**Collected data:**
::::

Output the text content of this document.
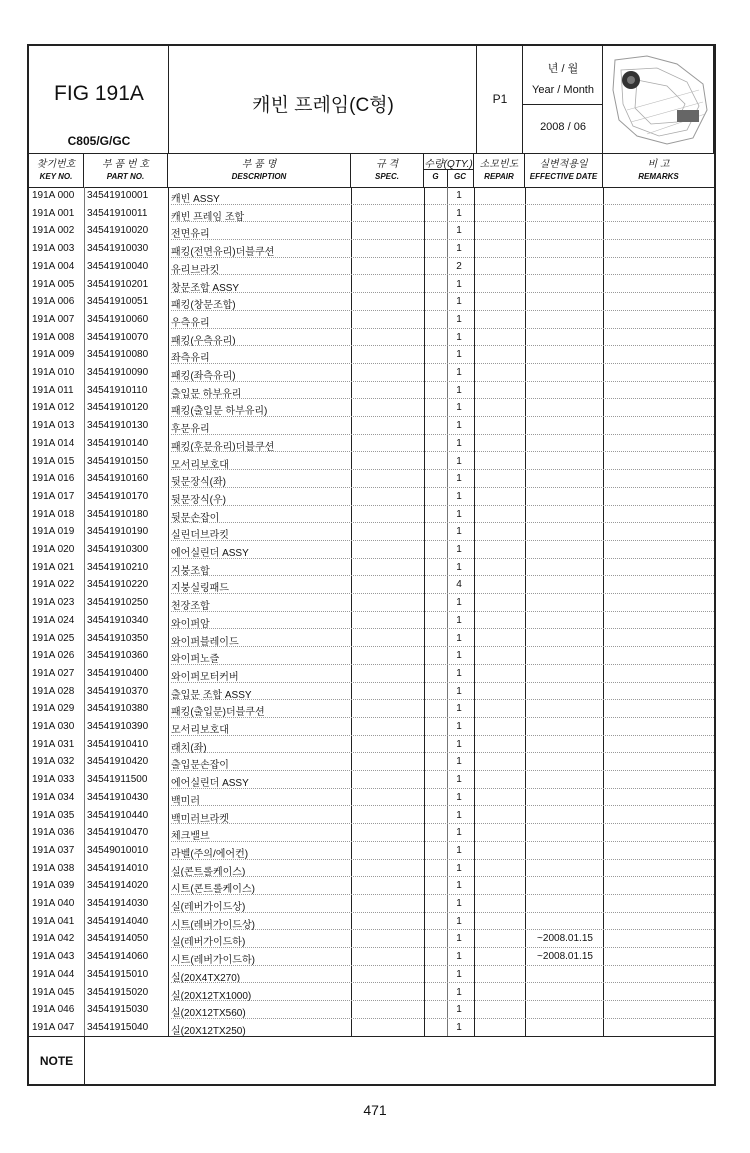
FIG 191A
C805/G/GC
캐빈 프레임(C형)	P1
년 / 월
Year / Month
2008 / 06
찾기번호
KEY NO.
부 품 번 호
PART NO.
부 품 명
DESCRIPTION
규 격
SPEC.
수량(QTY.)
G	GC
소모빈도
REPAIR
실변적용일
EFFECTIVE DATE
비 고
REMARKS
191A 000 34541910001 캐빈 ASSY	1
191A 001 34541910011 캐빈 프레임 조합	1
191A 002 34541910020 전면유리	1
191A 003 34541910030 패킹(전면유리)더블쿠션	1
191A 004 34541910040 유리브라킷	2
191A 005 34541910201 창문조합 ASSY	1
191A 006 34541910051 패킹(창문조합)	1
191A 007 34541910060 우측유리	1
191A 008 34541910070 패킹(우측유리)	1
191A 009 34541910080 좌측유리	1
191A 010 34541910090 패킹(좌측유리)	1
191A 011 34541910110 출입문 하부유리	1
191A 012 34541910120 패킹(출입문 하부유리)	1
191A 013 34541910130 후문유리	1
191A 014 34541910140 패킹(후문유리)더블쿠션	1
191A 015 34541910150 모서리보호대	1
191A 016 34541910160 뒷문장식(좌)	1
191A 017 34541910170 뒷문장식(우)	1
191A 018 34541910180 뒷문손잡이	1
191A 019 34541910190 실린더브라킷	1
191A 020 34541910300 에어실린더 ASSY	1
191A 021 34541910210 지붕조합	1
191A 022 34541910220 지붕실링패드	4
191A 023 34541910250 천장조합	1
191A 024 34541910340 와이퍼암	1
191A 025 34541910350 와이퍼블레이드	1
191A 026 34541910360 와이퍼노즐	1
191A 027 34541910400 와이퍼모터커버	1
191A 028 34541910370 출입문 조합 ASSY	1
191A 029 34541910380 패킹(출입문)더블쿠션	1
191A 030 34541910390 모서리보호대	1
191A 031 34541910410 래치(좌)	1
191A 032 34541910420 출입문손잡이	1
191A 033 34541911500 에어실린더 ASSY	1
191A 034 34541910430 백미러	1
191A 035 34541910440 백미러브라켓	1
191A 036 34541910470 체크밸브	1
191A 037 34549010010 라벨(주의/에어컨)	1
191A 038 34541914010 실(콘트롤케이스)	1
191A 039 34541914020 시트(콘트롤케이스)	1
191A 040 34541914030 실(레버가이드상)	1
191A 041 34541914040 시트(레버가이드상)	1
191A 042 34541914050 실(레버가이드하)	1	~2008.01.15
191A 043 34541914060 시트(레버가이드하)	1	~2008.01.15
191A 044 34541915010 실(20X4TX270)	1
191A 045 34541915020 실(20X12TX1000)	1
191A 046 34541915030 실(20X12TX560)	1
191A 047 34541915040 실(20X12TX250)	1
NOTE
471
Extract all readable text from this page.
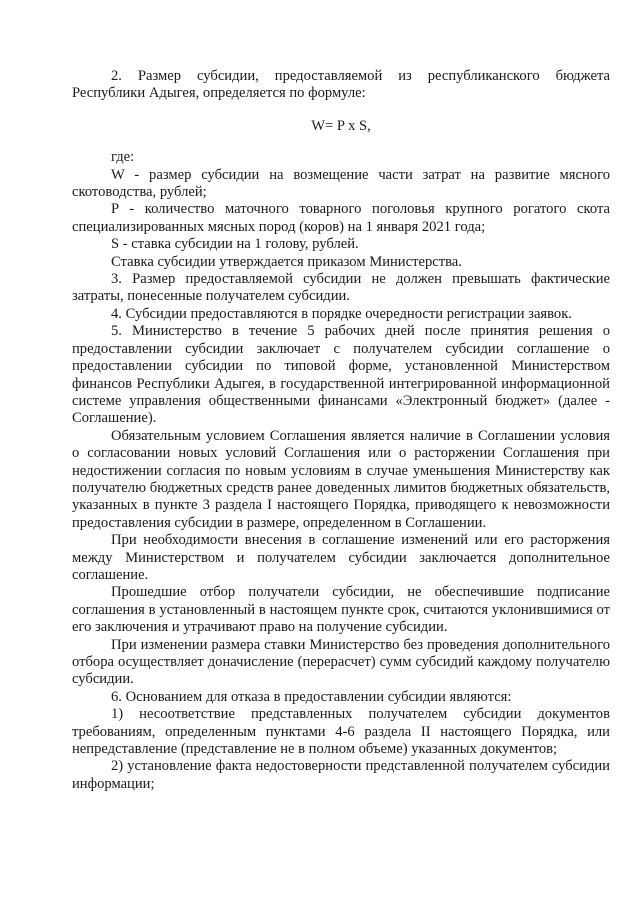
2. Размер субсидии, предоставляемой из республиканского бюджета Республики Адыгея, определяется по формуле:

W= P x S,

где:

W - размер субсидии на возмещение части затрат на развитие мясного скотоводства, рублей;

P - количество маточного товарного поголовья крупного рогатого скота специализированных мясных пород (коров) на 1 января 2021 года;

S - ставка субсидии на 1 голову, рублей.

Ставка субсидии утверждается приказом Министерства.

3. Размер предоставляемой субсидии не должен превышать фактические затраты, понесенные получателем субсидии.

4. Субсидии предоставляются в порядке очередности регистрации заявок.

5. Министерство в течение 5 рабочих дней после принятия решения о предоставлении субсидии заключает с получателем субсидии соглашение о предоставлении субсидии по типовой форме, установленной Министерством финансов Республики Адыгея, в государственной интегрированной информационной системе управления общественными финансами «Электронный бюджет» (далее - Соглашение).

Обязательным условием Соглашения является наличие в Соглашении условия о согласовании новых условий Соглашения или о расторжении Соглашения при недостижении согласия по новым условиям в случае уменьшения Министерству как получателю бюджетных средств ранее доведенных лимитов бюджетных обязательств, указанных в пункте 3 раздела I настоящего Порядка, приводящего к невозможности предоставления субсидии в размере, определенном в Соглашении.

При необходимости внесения в соглашение изменений или его расторжения между Министерством и получателем субсидии заключается дополнительное соглашение.

Прошедшие отбор получатели субсидии, не обеспечившие подписание соглашения в установленный в настоящем пункте срок, считаются уклонившимися от его заключения и утрачивают право на получение субсидии.

При изменении размера ставки Министерство без проведения дополнительного отбора осуществляет доначисление (перерасчет) сумм субсидий каждому получателю субсидии.

6. Основанием для отказа в предоставлении субсидии являются:

1) несоответствие представленных получателем субсидии документов требованиям, определенным пунктами 4-6 раздела II настоящего Порядка, или непредставление (представление не в полном объеме) указанных документов;

2) установление факта недостоверности представленной получателем субсидии информации;
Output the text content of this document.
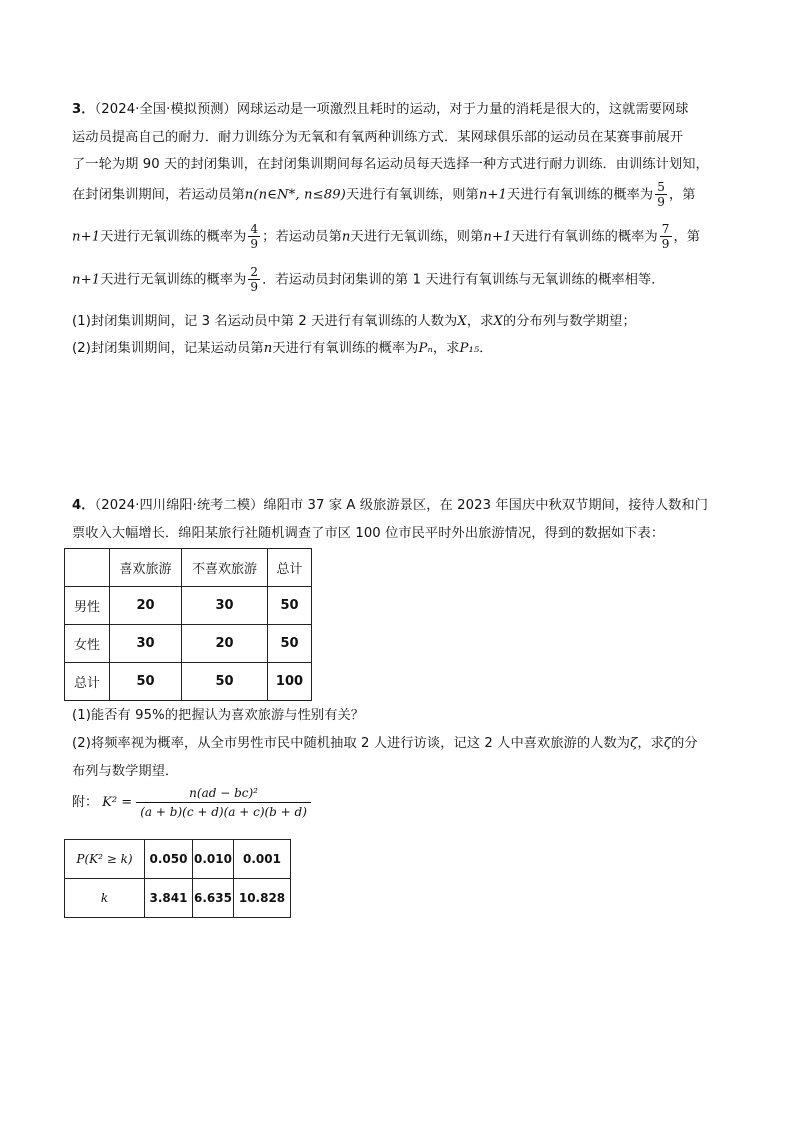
3．（2024·全国·模拟预测）网球运动是一项激烈且耗时的运动，对于力量的消耗是很大的，这就需要网球
运动员提高自己的耐力．耐力训练分为无氧和有氧两种训练方式．某网球俱乐部的运动员在某赛事前展开
了一轮为期 90 天的封闭集训，在封闭集训期间每名运动员每天选择一种方式进行耐力训练．由训练计划知，
在封闭集训期间，若运动员第n(n∈N*, n≤89)天进行有氧训练，则第n+1天进行有氧训练的概率为 $\frac{5}{9}$ ，第
n+1天进行无氧训练的概率为 $\frac{4}{9}$ ；若运动员第n天进行无氧训练，则第n+1天进行有氧训练的概率为 $\frac{7}{9}$ ，第
n+1天进行无氧训练的概率为 $\frac{2}{9}$ ．若运动员封闭集训的第 1 天进行有氧训练与无氧训练的概率相等．
(1)封闭集训期间，记 3 名运动员中第 2 天进行有氧训练的人数为X，求X的分布列与数学期望；
(2)封闭集训期间，记某运动员第n天进行有氧训练的概率为Pₙ，求P₁₅．
4．（2024·四川绵阳·统考二模）绵阳市 37 家 A 级旅游景区，在 2023 年国庆中秋双节期间，接待人数和门
票收入大幅增长．绵阳某旅行社随机调查了市区 100 位市民平时外出旅游情况，得到的数据如下表：
	喜欢旅游	不喜欢旅游	总计
男性	20	30	50
女性	30	20	50
总计	50	50	100
(1)能否有 95%的把握认为喜欢旅游与性别有关？
(2)将频率视为概率，从全市男性市民中随机抽取 2 人进行访谈，记这 2 人中喜欢旅游的人数为ζ，求ζ的分
布列与数学期望．
附： $K^2 = \frac{\text{n(ad − bc)²}}{(a + b)(c + d)(a + c)(b + d)}$
P(K² ≥ k)	0.050	0.010	0.001
k	3.841	6.635	10.828
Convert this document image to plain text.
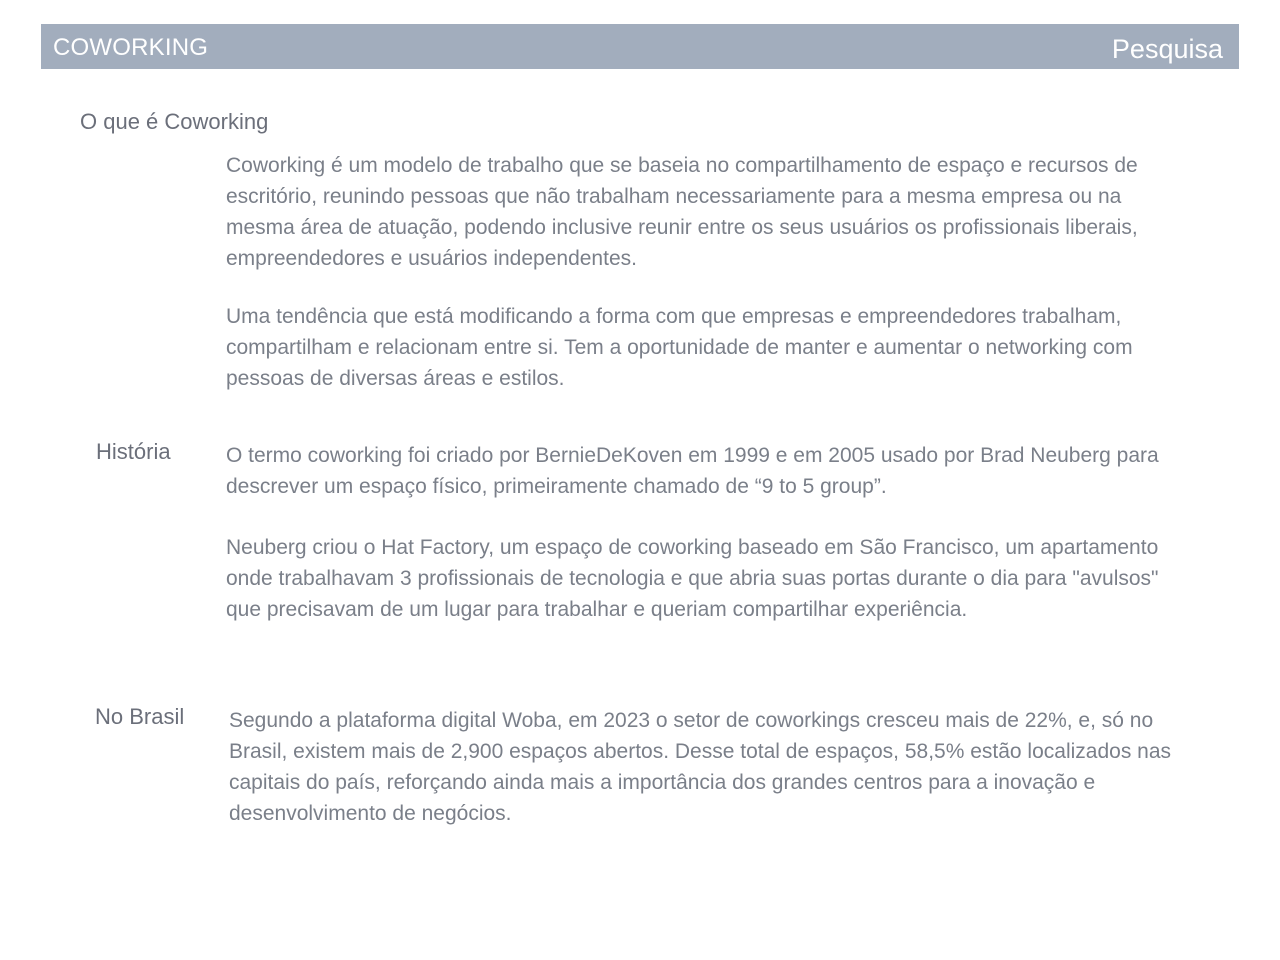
COWORKING	Pesquisa
O que é Coworking

Coworking é um modelo de trabalho que se baseia no compartilhamento de espaço e recursos de escritório, reunindo pessoas que não trabalham necessariamente para a mesma empresa ou na mesma área de atuação, podendo inclusive reunir entre os seus usuários os profissionais liberais, empreendedores e usuários independentes.

Uma tendência que está modificando a forma com que empresas e empreendedores trabalham, compartilham e relacionam entre si. Tem a oportunidade de manter e aumentar o networking com pessoas de diversas áreas e estilos.

História	O termo coworking foi criado por BernieDeKoven em 1999 e em 2005 usado por Brad Neuberg para descrever um espaço físico, primeiramente chamado de “9 to 5 group”.

Neuberg criou o Hat Factory, um espaço de coworking baseado em São Francisco, um apartamento onde trabalhavam 3 profissionais de tecnologia e que abria suas portas durante o dia para "avulsos" que precisavam de um lugar para trabalhar e queriam compartilhar experiência.

No Brasil Segundo a plataforma digital Woba, em 2023 o setor de coworkings cresceu mais de 22%, e, só no Brasil, existem mais de 2,900 espaços abertos. Desse total de espaços, 58,5% estão localizados nas capitais do país, reforçando ainda mais a importância dos grandes centros para a inovação e desenvolvimento de negócios.
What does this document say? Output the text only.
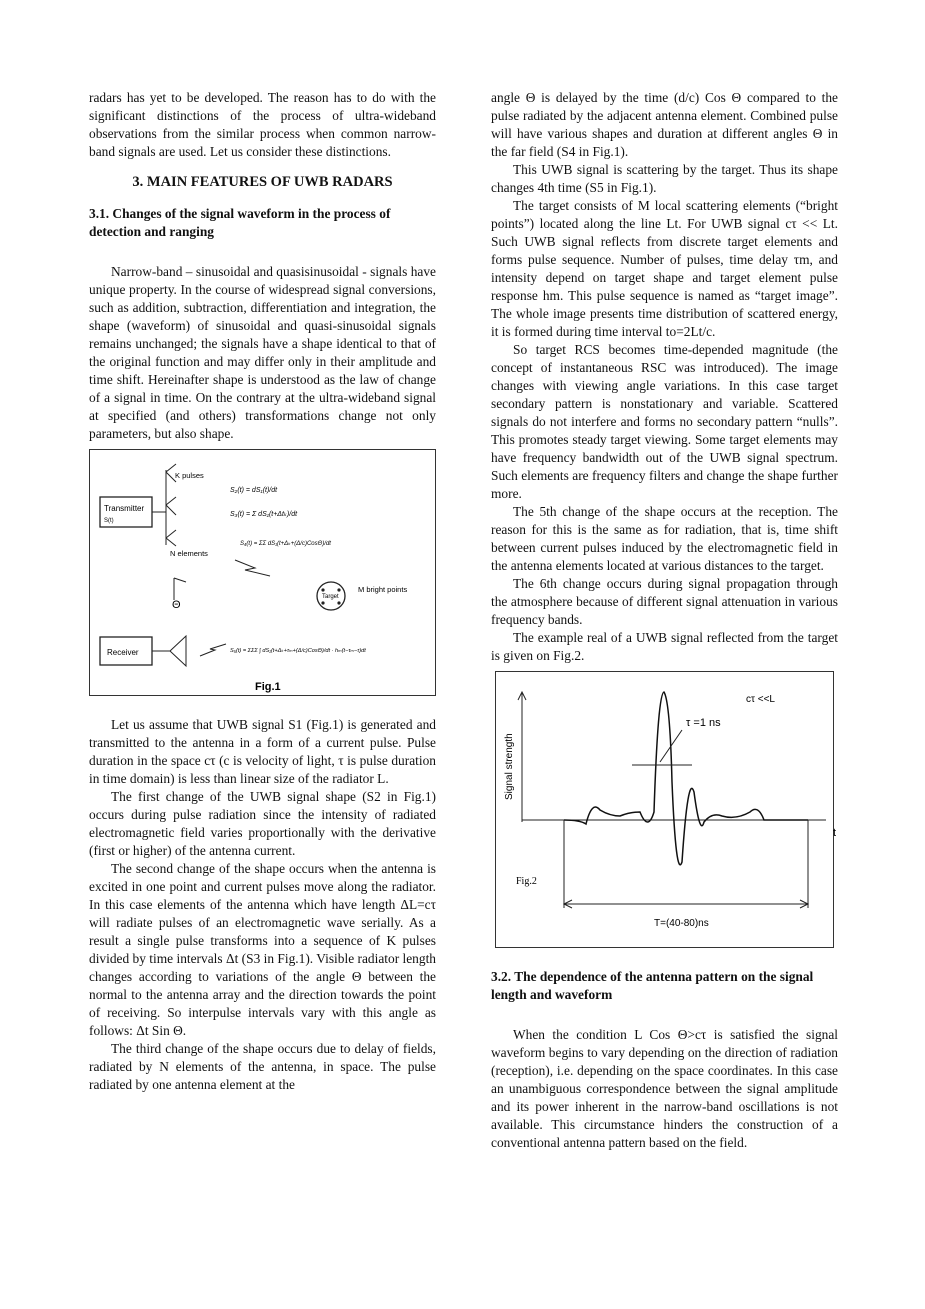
radars has yet to be developed. The reason has to do with the significant distinctions of the process of ultra-wideband observations from the similar process when common narrow-band signals are used. Let us consider these distinctions.

3. MAIN FEATURES OF UWB RADARS

3.1. Changes of the signal waveform in the process of detection and ranging

Narrow-band – sinusoidal and quasisinusoidal - signals have unique property. In the course of widespread signal conversions, such as addition, subtraction, differentiation and integration, the shape (waveform) of sinusoidal and quasi-sinusoidal signals remains unchanged; the signals have a shape identical to that of the original function and may differ only in their amplitude and time shift. Hereinafter shape is understood as the law of change of a signal in time. On the contrary at the ultra-wideband signal at specified (and others) transformations change not only parameters, but also shape.

Transmitter
S(t)
K pulses
N elements
S₂(t) = dS₁(t)/dt
S₃(t) = Σ dS₁(t+Δtₖ)/dt
S₄(t) = ΣΣ dS₁(t+Δₖ+(Δ/c)CosΘ)/dt
Θ
Target
M bright points
Receiver	S₅(t) = ΣΣΣ ∫ dS₁(t+Δₖ+τₘ+(Δ/c)CosΘ)/dt · hₘ(t−τₘ−τ)dt
Fig.1

Let us assume that UWB signal S1 (Fig.1) is generated and transmitted to the antenna in a form of a current pulse. Pulse duration in the space cτ (c is velocity of light, τ is pulse duration in time domain) is less than linear size of the radiator L.

The first change of the UWB signal shape (S2 in Fig.1) occurs during pulse radiation since the intensity of radiated electromagnetic field varies proportionally with the derivative (first or higher) of the antenna current.

The second change of the shape occurs when the antenna is excited in one point and current pulses move along the radiator. In this case elements of the antenna which have length ΔL=cτ will radiate pulses of an electromagnetic wave serially. As a result a single pulse transforms into a sequence of K pulses divided by time intervals Δt (S3 in Fig.1). Visible radiator length changes according to variations of the angle Θ between the normal to the antenna array and the direction towards the point of receiving. So interpulse intervals vary with this angle as follows: Δt Sin Θ.

The third change of the shape occurs due to delay of fields, radiated by N elements of the antenna, in space. The pulse radiated by one antenna element at the

angle Θ is delayed by the time (d/c) Cos Θ compared to the pulse radiated by the adjacent antenna element. Combined pulse will have various shapes and duration at different angles Θ in the far field (S4 in Fig.1).

This UWB signal is scattering by the target. Thus its shape changes 4th time (S5 in Fig.1).

The target consists of M local scattering elements (“bright points”) located along the line Lt. For UWB signal cτ << Lt. Such UWB signal reflects from discrete target elements and forms pulse sequence. Number of pulses, time delay τm, and intensity depend on target shape and target element pulse response hm. This pulse sequence is named as “target image”. The whole image presents time distribution of scattered energy, it is formed during time interval to=2Lt/c.

So target RCS becomes time-depended magnitude (the concept of instantaneous RSC was introduced). The image changes with viewing angle variations. In this case target secondary pattern is nonstationary and variable. Scattered signals do not interfere and forms no secondary pattern “nulls”. This promotes steady target viewing. Some target elements may have frequency bandwidth out of the UWB signal spectrum. Such elements are frequency filters and change the shape further more.

The 5th change of the shape occurs at the reception. The reason for this is the same as for radiation, that is, time shift between current pulses induced by the electromagnetic field in the antenna elements located at various distances to the target.

The 6th change occurs during signal propagation through the atmosphere because of different signal attenuation in various frequency bands.

The example real of a UWB signal reflected from the target is given on Fig.2.

Signal strength
t
τ =1 ns
cτ <<L
T=(40-80)ns
Fig.2

3.2. The dependence of the antenna pattern on the signal length and waveform

When the condition L Cos Θ>cτ is satisfied the signal waveform begins to vary depending on the direction of radiation (reception), i.e. depending on the space coordinates. In this case an unambiguous correspondence between the signal amplitude and its power inherent in the narrow-band oscillations is not available. This circumstance hinders the construction of a conventional antenna pattern based on the field.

::::

Give only a number: how many lines of the data hold the string "좌측유리"?

**EXERCISE ANSWER:** 2